** Start of RECORDS SUPPLIED **
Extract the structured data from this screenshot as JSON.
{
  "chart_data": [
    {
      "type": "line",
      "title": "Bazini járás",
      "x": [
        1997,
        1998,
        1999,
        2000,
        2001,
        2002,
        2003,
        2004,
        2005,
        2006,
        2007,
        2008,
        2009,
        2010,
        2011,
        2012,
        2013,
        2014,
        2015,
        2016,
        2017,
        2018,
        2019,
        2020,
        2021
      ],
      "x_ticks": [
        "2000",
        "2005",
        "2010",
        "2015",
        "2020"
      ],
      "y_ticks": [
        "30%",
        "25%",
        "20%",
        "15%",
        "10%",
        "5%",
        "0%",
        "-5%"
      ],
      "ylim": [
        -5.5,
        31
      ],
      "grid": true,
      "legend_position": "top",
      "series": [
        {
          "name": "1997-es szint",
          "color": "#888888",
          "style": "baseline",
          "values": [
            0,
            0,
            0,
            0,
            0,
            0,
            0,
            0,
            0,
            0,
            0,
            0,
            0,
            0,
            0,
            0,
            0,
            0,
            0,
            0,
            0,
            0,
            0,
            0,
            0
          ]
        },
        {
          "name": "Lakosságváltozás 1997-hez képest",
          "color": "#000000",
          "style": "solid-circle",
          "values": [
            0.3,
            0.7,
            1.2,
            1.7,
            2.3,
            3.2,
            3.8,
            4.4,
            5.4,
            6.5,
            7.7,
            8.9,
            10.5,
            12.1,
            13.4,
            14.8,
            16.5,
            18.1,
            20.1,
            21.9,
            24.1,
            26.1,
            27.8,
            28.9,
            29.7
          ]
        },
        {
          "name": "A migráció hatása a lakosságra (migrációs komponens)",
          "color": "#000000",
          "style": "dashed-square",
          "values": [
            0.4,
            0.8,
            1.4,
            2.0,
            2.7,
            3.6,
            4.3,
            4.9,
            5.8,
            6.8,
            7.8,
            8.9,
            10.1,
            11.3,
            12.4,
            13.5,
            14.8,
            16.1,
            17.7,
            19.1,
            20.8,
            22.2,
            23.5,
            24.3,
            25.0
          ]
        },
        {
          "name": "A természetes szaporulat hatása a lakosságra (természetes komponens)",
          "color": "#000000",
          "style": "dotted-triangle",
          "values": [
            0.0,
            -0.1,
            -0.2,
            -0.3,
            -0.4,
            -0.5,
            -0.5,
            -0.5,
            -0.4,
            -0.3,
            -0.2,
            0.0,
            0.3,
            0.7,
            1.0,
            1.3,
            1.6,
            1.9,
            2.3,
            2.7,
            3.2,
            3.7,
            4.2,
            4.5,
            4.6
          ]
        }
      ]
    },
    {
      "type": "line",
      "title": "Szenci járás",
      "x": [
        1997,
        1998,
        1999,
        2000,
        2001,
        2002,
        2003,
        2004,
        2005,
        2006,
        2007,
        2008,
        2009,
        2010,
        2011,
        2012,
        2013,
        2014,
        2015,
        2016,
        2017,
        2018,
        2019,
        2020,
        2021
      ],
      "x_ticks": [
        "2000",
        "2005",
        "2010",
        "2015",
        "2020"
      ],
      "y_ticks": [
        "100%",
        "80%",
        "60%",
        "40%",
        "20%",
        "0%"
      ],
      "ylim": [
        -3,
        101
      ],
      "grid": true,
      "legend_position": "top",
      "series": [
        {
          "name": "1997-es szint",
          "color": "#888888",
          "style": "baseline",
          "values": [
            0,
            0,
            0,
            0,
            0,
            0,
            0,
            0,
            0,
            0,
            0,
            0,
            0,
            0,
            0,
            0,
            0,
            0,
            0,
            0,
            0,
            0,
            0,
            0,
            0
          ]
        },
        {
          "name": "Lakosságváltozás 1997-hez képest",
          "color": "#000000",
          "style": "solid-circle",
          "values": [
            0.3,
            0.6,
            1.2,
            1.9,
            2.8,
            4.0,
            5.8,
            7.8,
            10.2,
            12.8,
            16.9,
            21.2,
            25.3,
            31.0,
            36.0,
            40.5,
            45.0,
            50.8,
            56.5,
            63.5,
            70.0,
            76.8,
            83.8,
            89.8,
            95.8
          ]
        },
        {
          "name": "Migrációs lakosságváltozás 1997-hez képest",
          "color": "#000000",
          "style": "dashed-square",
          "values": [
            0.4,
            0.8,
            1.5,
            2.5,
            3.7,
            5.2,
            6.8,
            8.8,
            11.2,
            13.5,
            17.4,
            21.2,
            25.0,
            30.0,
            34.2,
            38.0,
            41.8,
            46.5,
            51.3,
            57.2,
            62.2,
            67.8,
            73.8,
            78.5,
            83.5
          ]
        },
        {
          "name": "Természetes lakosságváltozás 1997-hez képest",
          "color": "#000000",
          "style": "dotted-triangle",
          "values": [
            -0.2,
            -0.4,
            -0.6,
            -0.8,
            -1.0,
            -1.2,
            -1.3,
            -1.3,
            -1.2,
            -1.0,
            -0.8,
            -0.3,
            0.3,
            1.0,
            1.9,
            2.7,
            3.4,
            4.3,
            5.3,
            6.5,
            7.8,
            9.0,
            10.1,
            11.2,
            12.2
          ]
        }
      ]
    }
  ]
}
** End of RECORDS SUPPLIED **
Output the lines above verbatim and in full.

* [IN RESPONSE]
Extract the structured data from this screenshot as JSON.
{
  "chart_data": [
    {
      "type": "line",
      "title": "Bazini járás",
      "x": [
        1997,
        1998,
        1999,
        2000,
        2001,
        2002,
        2003,
        2004,
        2005,
        2006,
        2007,
        2008,
        2009,
        2010,
        2011,
        2012,
        2013,
        2014,
        2015,
        2016,
        2017,
        2018,
        2019,
        2020,
        2021
      ],
      "x_ticks": [
        "2000",
        "2005",
        "2010",
        "2015",
        "2020"
      ],
      "y_ticks": [
        "30%",
        "25%",
        "20%",
        "15%",
        "10%",
        "5%",
        "0%",
        "-5%"
      ],
      "ylim": [
        -5.5,
        31
      ],
      "grid": true,
      "legend_position": "top",
      "series": [
        {
          "name": "1997-es szint",
          "color": "#888888",
          "style": "baseline",
          "values": [
            0,
            0,
            0,
            0,
            0,
            0,
            0,
            0,
            0,
            0,
            0,
            0,
            0,
            0,
            0,
            0,
            0,
            0,
            0,
            0,
            0,
            0,
            0,
            0,
            0
          ]
        },
        {
          "name": "Lakosságváltozás 1997-hez képest",
          "color": "#000000",
          "style": "solid-circle",
          "values": [
            0.3,
            0.7,
            1.2,
            1.7,
            2.3,
            3.2,
            3.8,
            4.4,
            5.4,
            6.5,
            7.7,
            8.9,
            10.5,
            12.1,
            13.4,
            14.8,
            16.5,
            18.1,
            20.1,
            21.9,
            24.1,
            26.1,
            27.8,
            28.9,
            29.7
          ]
        },
        {
          "name": "A migráció hatása a lakosságra (migrációs komponens)",
          "color": "#000000",
          "style": "dashed-square",
          "values": [
            0.4,
            0.8,
            1.4,
            2.0,
            2.7,
            3.6,
            4.3,
            4.9,
            5.8,
            6.8,
            7.8,
            8.9,
            10.1,
            11.3,
            12.4,
            13.5,
            14.8,
            16.1,
            17.7,
            19.1,
            20.8,
            22.2,
            23.5,
            24.3,
            25.0
          ]
        },
        {
          "name": "A természetes szaporulat hatása a lakosságra (természetes komponens)",
          "color": "#000000",
          "style": "dotted-triangle",
          "values": [
            0.0,
            -0.1,
            -0.2,
            -0.3,
            -0.4,
            -0.5,
            -0.5,
            -0.5,
            -0.4,
            -0.3,
            -0.2,
            0.0,
            0.3,
            0.7,
            1.0,
            1.3,
            1.6,
            1.9,
            2.3,
            2.7,
            3.2,
            3.7,
            4.2,
            4.5,
            4.6
          ]
        }
      ]
    },
    {
      "type": "line",
      "title": "Szenci járás",
      "x": [
        1997,
        1998,
        1999,
        2000,
        2001,
        2002,
        2003,
        2004,
        2005,
        2006,
        2007,
        2008,
        2009,
        2010,
        2011,
        2012,
        2013,
        2014,
        2015,
        2016,
        2017,
        2018,
        2019,
        2020,
        2021
      ],
      "x_ticks": [
        "2000",
        "2005",
        "2010",
        "2015",
        "2020"
      ],
      "y_ticks": [
        "100%",
        "80%",
        "60%",
        "40%",
        "20%",
        "0%"
      ],
      "ylim": [
        -3,
        101
      ],
      "grid": true,
      "legend_position": "top",
      "series": [
        {
          "name": "1997-es szint",
          "color": "#888888",
          "style": "baseline",
          "values": [
            0,
            0,
            0,
            0,
            0,
            0,
            0,
            0,
            0,
            0,
            0,
            0,
            0,
            0,
            0,
            0,
            0,
            0,
            0,
            0,
            0,
            0,
            0,
            0,
            0
          ]
        },
        {
          "name": "Lakosságváltozás 1997-hez képest",
          "color": "#000000",
          "style": "solid-circle",
          "values": [
            0.3,
            0.6,
            1.2,
            1.9,
            2.8,
            4.0,
            5.8,
            7.8,
            10.2,
            12.8,
            16.9,
            21.2,
            25.3,
            31.0,
            36.0,
            40.5,
            45.0,
            50.8,
            56.5,
            63.5,
            70.0,
            76.8,
            83.8,
            89.8,
            95.8
          ]
        },
        {
          "name": "Migrációs lakosságváltozás 1997-hez képest",
          "color": "#000000",
          "style": "dashed-square",
          "values": [
            0.4,
            0.8,
            1.5,
            2.5,
            3.7,
            5.2,
            6.8,
            8.8,
            11.2,
            13.5,
            17.4,
            21.2,
            25.0,
            30.0,
            34.2,
            38.0,
            41.8,
            46.5,
            51.3,
            57.2,
            62.2,
            67.8,
            73.8,
            78.5,
            83.5
          ]
        },
        {
          "name": "Természetes lakosságváltozás 1997-hez képest",
          "color": "#000000",
          "style": "dotted-triangle",
          "values": [
            -0.2,
            -0.4,
            -0.6,
            -0.8,
            -1.0,
            -1.2,
            -1.3,
            -1.3,
            -1.2,
            -1.0,
            -0.8,
            -0.3,
            0.3,
            1.0,
            1.9,
            2.7,
            3.4,
            4.3,
            5.3,
            6.5,
            7.8,
            9.0,
            10.1,
            11.2,
            12.2
          ]
        }
      ]
    }
  ]
}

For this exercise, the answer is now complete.